* Challenge: Show each line from the records below that contains the word "Edit".

——————

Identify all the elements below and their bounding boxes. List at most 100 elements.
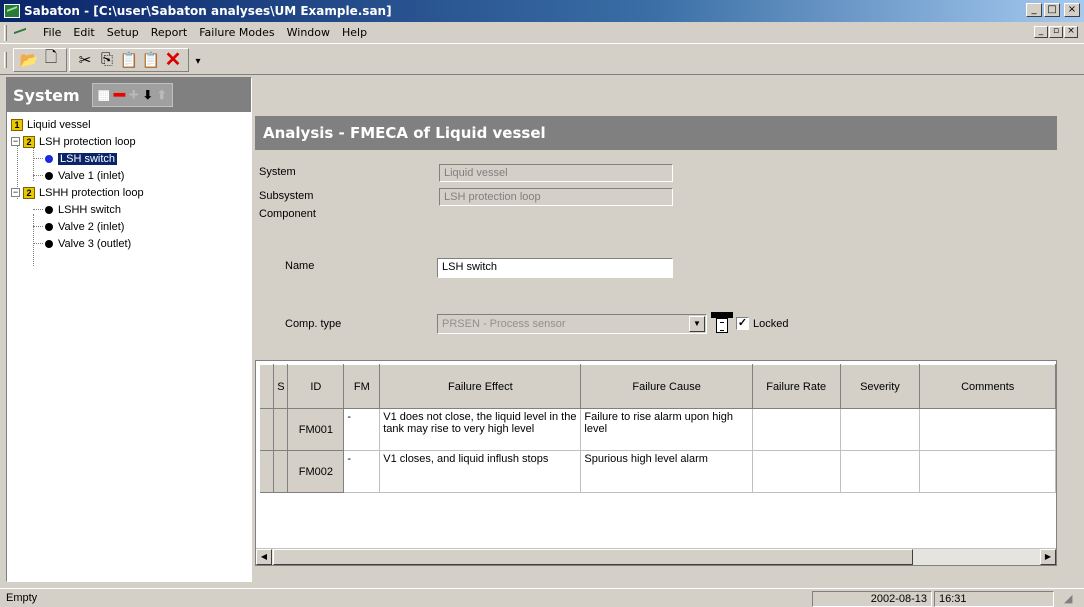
toolbar-grip[interactable]	[4, 51, 7, 68]
cell-failure-effect[interactable]: V1 closes, and liquid inflush stops	[379, 450, 582, 493]
move-up-icon[interactable]: ⬆	[157, 88, 167, 102]
name-input[interactable]: LSH switch	[437, 258, 673, 278]
menu-setup[interactable]: Setup	[101, 26, 145, 39]
scroll-left-icon[interactable]: ◀	[256, 549, 272, 565]
row-selector[interactable]	[260, 450, 275, 493]
tree-node-valve-3[interactable]: Valve 3 (outlet)	[11, 235, 251, 252]
doc-close-icon[interactable]: ×	[1064, 26, 1078, 38]
tree-node-lshh-loop[interactable]: − 2 LSHH protection loop	[11, 184, 251, 201]
system-field[interactable]: Liquid vessel	[439, 164, 673, 182]
cell-failure-rate[interactable]	[752, 408, 841, 451]
paste-special-icon[interactable]: 📋	[140, 50, 162, 70]
scroll-right-icon[interactable]: ▶	[1040, 549, 1056, 565]
tree-node-lsh-switch[interactable]: LSH switch	[11, 150, 251, 167]
tree-connector	[33, 175, 43, 176]
menu-failure-modes[interactable]: Failure Modes	[193, 26, 280, 39]
paste-icon[interactable]: 📋	[118, 50, 140, 70]
tree-node-valve-2[interactable]: Valve 2 (inlet)	[11, 218, 251, 235]
doc-restore-icon[interactable]: ▫	[1049, 26, 1063, 38]
level-1-icon: 1	[11, 118, 23, 131]
tree-connector	[33, 226, 43, 227]
resize-grip-icon[interactable]: ◢	[1060, 591, 1080, 607]
copy-icon[interactable]: ⎘	[96, 50, 118, 70]
collapse-icon[interactable]: −	[11, 137, 20, 146]
analysis-form: System Liquid vessel Subsystem LSH prote…	[255, 150, 1057, 360]
table-row[interactable]: FM002 - V1 closes, and liquid inflush st…	[260, 450, 1056, 493]
menu-window[interactable]: Window	[281, 26, 336, 39]
column-header-s[interactable]: S	[273, 364, 289, 409]
doc-minimize-icon[interactable]: _	[1034, 26, 1048, 38]
cell-id[interactable]: FM002	[287, 450, 345, 493]
horizontal-scrollbar[interactable]: ◀ ▶	[256, 548, 1056, 565]
tree-node-root[interactable]: 1 Liquid vessel	[11, 116, 251, 133]
component-label: Component	[259, 208, 316, 220]
minimize-icon[interactable]: _	[1026, 3, 1042, 17]
new-document-icon[interactable]: 🗋	[40, 49, 62, 70]
column-header-failure-rate[interactable]: Failure Rate	[752, 364, 841, 409]
cell-severity[interactable]	[840, 450, 921, 493]
subsystem-field[interactable]: LSH protection loop	[439, 188, 673, 206]
tree-node-label: LSH switch	[58, 152, 118, 165]
column-header-fm[interactable]: FM	[343, 364, 381, 409]
column-header-severity[interactable]: Severity	[840, 364, 921, 409]
dropdown-arrow-icon[interactable]: ▼	[689, 316, 705, 332]
menu-report[interactable]: Report	[145, 26, 193, 39]
column-header-comments[interactable]: Comments	[919, 364, 1056, 409]
close-icon[interactable]: ×	[1064, 3, 1080, 17]
system-pane-title: System	[13, 85, 80, 105]
document-icon[interactable]	[13, 26, 29, 39]
open-folder-icon[interactable]: 📂	[18, 50, 40, 70]
cell-failure-rate[interactable]	[752, 450, 841, 493]
toolbar: 📂 🗋 ✂ ⎘ 📋 📋 ✕ ▾	[0, 45, 1084, 75]
analysis-header: Analysis - FMECA of Liquid vessel	[255, 116, 1057, 150]
tree-node-lsh-loop[interactable]: − 2 LSH protection loop	[11, 133, 251, 150]
component-library-icon[interactable]	[711, 312, 733, 334]
scroll-thumb[interactable]	[273, 549, 913, 565]
column-header-id[interactable]: ID	[287, 364, 345, 409]
row-selector[interactable]	[260, 408, 275, 451]
subsystem-label: Subsystem	[259, 190, 314, 202]
remove-node-icon[interactable]: ━	[114, 85, 125, 106]
add-node-icon[interactable]: +	[129, 85, 139, 105]
menu-file[interactable]: File	[37, 26, 67, 39]
menu-help[interactable]: Help	[336, 26, 373, 39]
comp-type-select[interactable]: PRSEN - Process sensor ▼	[437, 314, 707, 334]
cell-fm[interactable]: -	[343, 450, 381, 493]
cell-severity[interactable]	[840, 408, 921, 451]
column-header-failure-effect[interactable]: Failure Effect	[379, 364, 582, 409]
cell-comments[interactable]	[919, 450, 1056, 493]
table-header-row: S ID FM Failure Effect Failure Cause Fai…	[260, 364, 1056, 409]
tree-connector	[33, 209, 43, 210]
toolbar-overflow-icon[interactable]: ▾	[191, 50, 205, 70]
tree-node-label: LSHH protection loop	[39, 186, 144, 199]
system-pane: System ▦ ━ + ⬇ ⬆ 1 Liquid vessel − 2 LSH…	[6, 77, 252, 582]
collapse-icon[interactable]: −	[11, 188, 20, 197]
menu-grip[interactable]	[4, 24, 7, 41]
tree-node-valve-1[interactable]: Valve 1 (inlet)	[11, 167, 251, 184]
app-icon[interactable]	[4, 4, 20, 18]
menu-bar: File Edit Setup Report Failure Modes Win…	[0, 22, 1084, 44]
cell-comments[interactable]	[919, 408, 1056, 451]
cell-failure-cause[interactable]: Failure to rise alarm upon high level	[580, 408, 753, 451]
failure-mode-table: S ID FM Failure Effect Failure Cause Fai…	[260, 364, 1056, 493]
locked-checkbox[interactable]: ✓	[736, 317, 749, 330]
cell-s[interactable]	[273, 450, 289, 493]
system-tree: 1 Liquid vessel − 2 LSH protection loop …	[7, 112, 251, 266]
menu-edit[interactable]: Edit	[67, 26, 100, 39]
tree-node-lshh-switch[interactable]: LSHH switch	[11, 201, 251, 218]
cell-failure-effect[interactable]: V1 does not close, the liquid level in t…	[379, 408, 582, 451]
cut-icon[interactable]: ✂	[74, 50, 96, 70]
move-down-icon[interactable]: ⬇	[143, 88, 153, 102]
column-header-failure-cause[interactable]: Failure Cause	[580, 364, 753, 409]
cell-failure-cause[interactable]: Spurious high level alarm	[580, 450, 753, 493]
cell-fm[interactable]: -	[343, 408, 381, 451]
properties-icon[interactable]: ▦	[98, 87, 110, 103]
maximize-icon[interactable]: □	[1044, 3, 1060, 17]
delete-icon[interactable]: ✕	[162, 49, 184, 71]
file-toolbar-group: 📂 🗋	[13, 47, 67, 72]
name-label: Name	[285, 260, 315, 272]
cell-s[interactable]	[273, 408, 289, 451]
system-tools: ▦ ━ + ⬇ ⬆	[91, 83, 173, 107]
table-row[interactable]: FM001 - V1 does not close, the liquid le…	[260, 408, 1056, 451]
cell-id[interactable]: FM001	[287, 408, 345, 451]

——————

* Answer for this exercise:
menu-bar: File Edit Setup Report Failure Modes Win…	[0, 22, 1084, 44]
menu-edit[interactable]: Edit	[67, 26, 100, 39]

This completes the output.